# Given problem:
Your copy of the material must match it exactly, except that pictures are dropped.

Data entries:
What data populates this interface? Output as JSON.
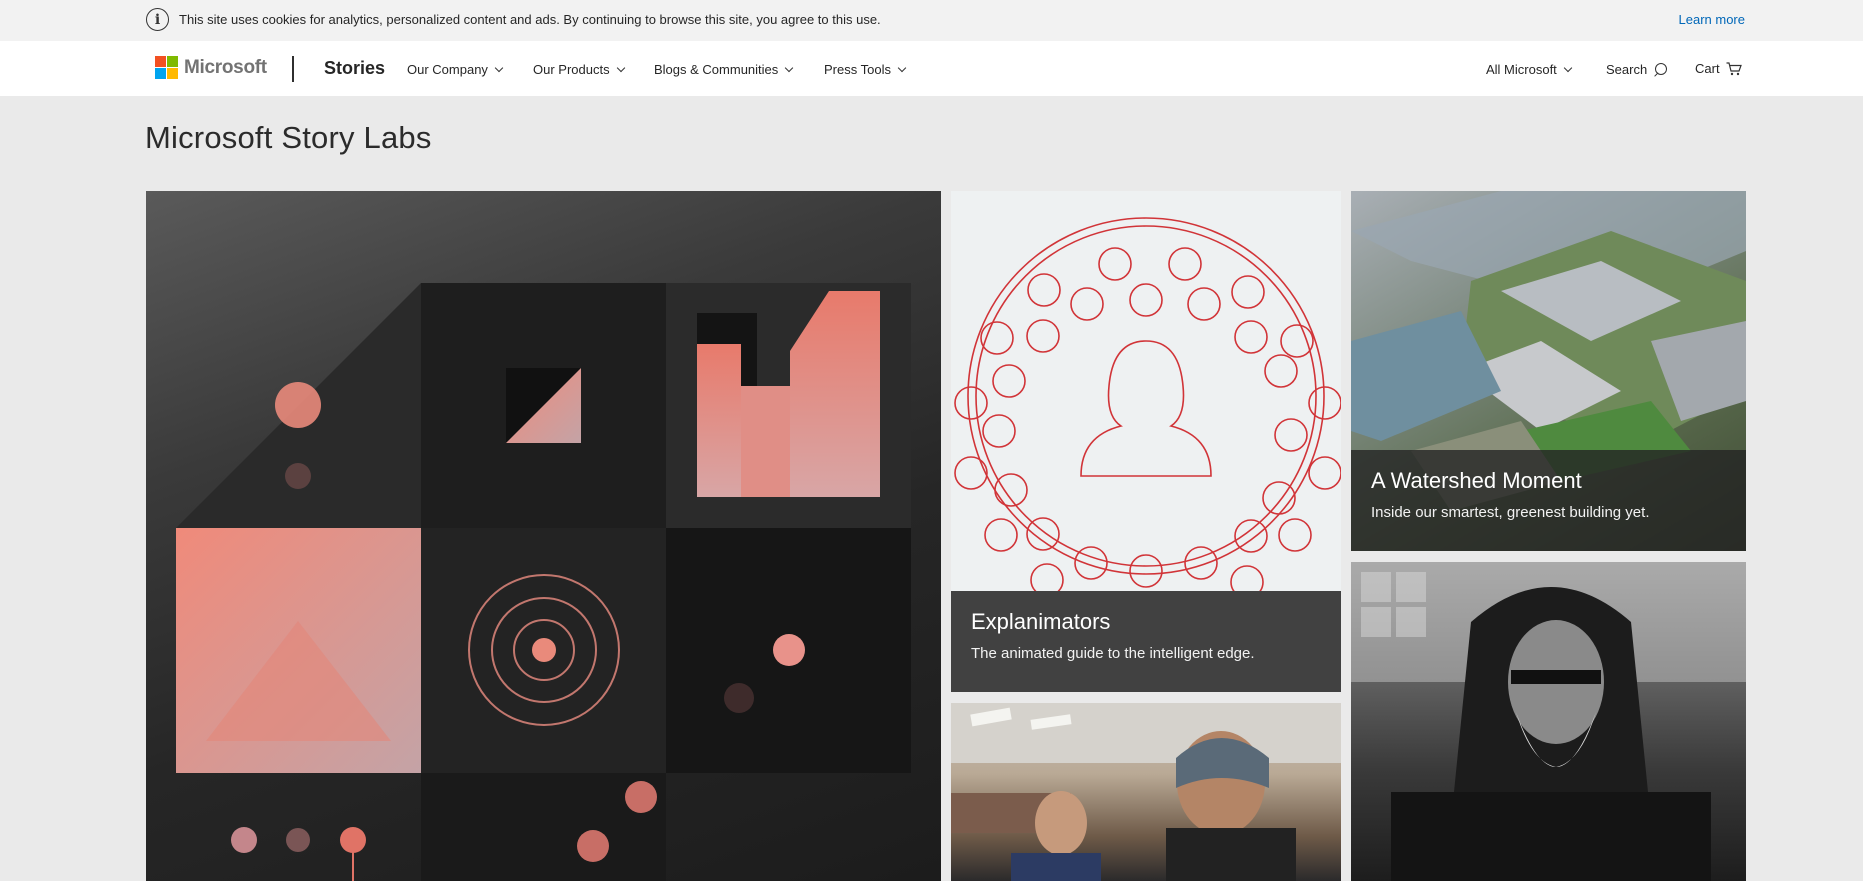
{
  "cookie_banner": {
    "message": "This site uses cookies for analytics, personalized content and ads. By continuing to browse this site, you agree to this use.",
    "learn_more": "Learn more"
  },
  "header": {
    "brand": "Microsoft",
    "section": "Stories",
    "nav": [
      "Our Company",
      "Our Products",
      "Blogs & Communities",
      "Press Tools"
    ],
    "all_microsoft": "All Microsoft",
    "search": "Search",
    "cart": "Cart"
  },
  "page": {
    "title": "Microsoft Story Labs"
  },
  "tiles": {
    "explainimators": {
      "title": "Explanimators",
      "subtitle": "The animated guide to the intelligent edge."
    },
    "watershed": {
      "title": "A Watershed Moment",
      "subtitle": "Inside our smartest, greenest building yet."
    }
  },
  "colors": {
    "accent": "#0067b8",
    "salmon": "#e98a7b",
    "icon_red": "#d13438",
    "logo_red": "#f25022",
    "logo_green": "#7fba00",
    "logo_blue": "#00a4ef",
    "logo_yellow": "#ffb900"
  }
}
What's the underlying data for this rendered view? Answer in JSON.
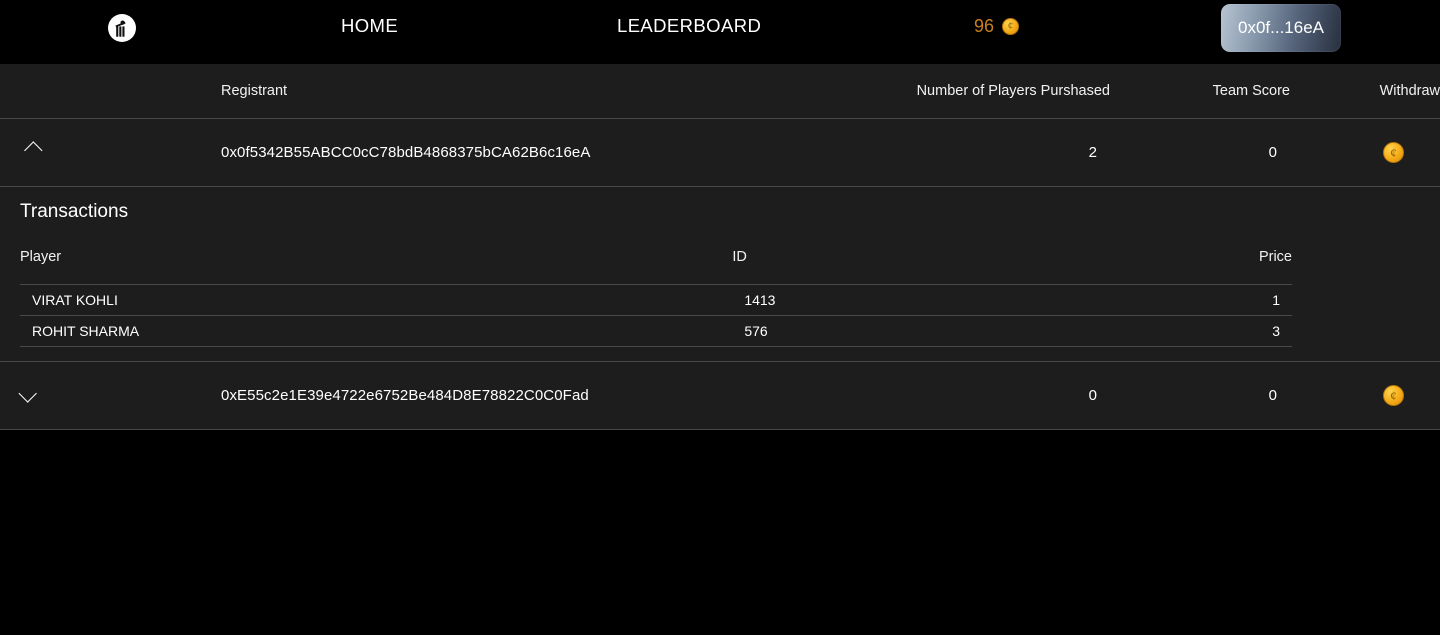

# Result:
What data populates this interface? Output as JSON.
{
  "cookie_banner": {
    "message": "This site uses cookies for analytics, personalized content and ads. By continuing to browse this site, you agree to this use.",
    "learn_more": "Learn more"
  },
  "header": {
    "brand": "Microsoft",
    "section": "Stories",
    "nav": [
      "Our Company",
      "Our Products",
      "Blogs & Communities",
      "Press Tools"
    ],
    "all_microsoft": "All Microsoft",
    "search": "Search",
    "cart": "Cart"
  },
  "page": {
    "title": "Microsoft Story Labs"
  },
  "tiles": {
    "explainimators": {
      "title": "Explanimators",
      "subtitle": "The animated guide to the intelligent edge."
    },
    "watershed": {
      "title": "A Watershed Moment",
      "subtitle": "Inside our smartest, greenest building yet."
    }
  },
  "colors": {
    "accent": "#0067b8",
    "salmon": "#e98a7b",
    "icon_red": "#d13438",
    "logo_red": "#f25022",
    "logo_green": "#7fba00",
    "logo_blue": "#00a4ef",
    "logo_yellow": "#ffb900"
  }
}
What's the underlying data for this rendered view? Answer in JSON.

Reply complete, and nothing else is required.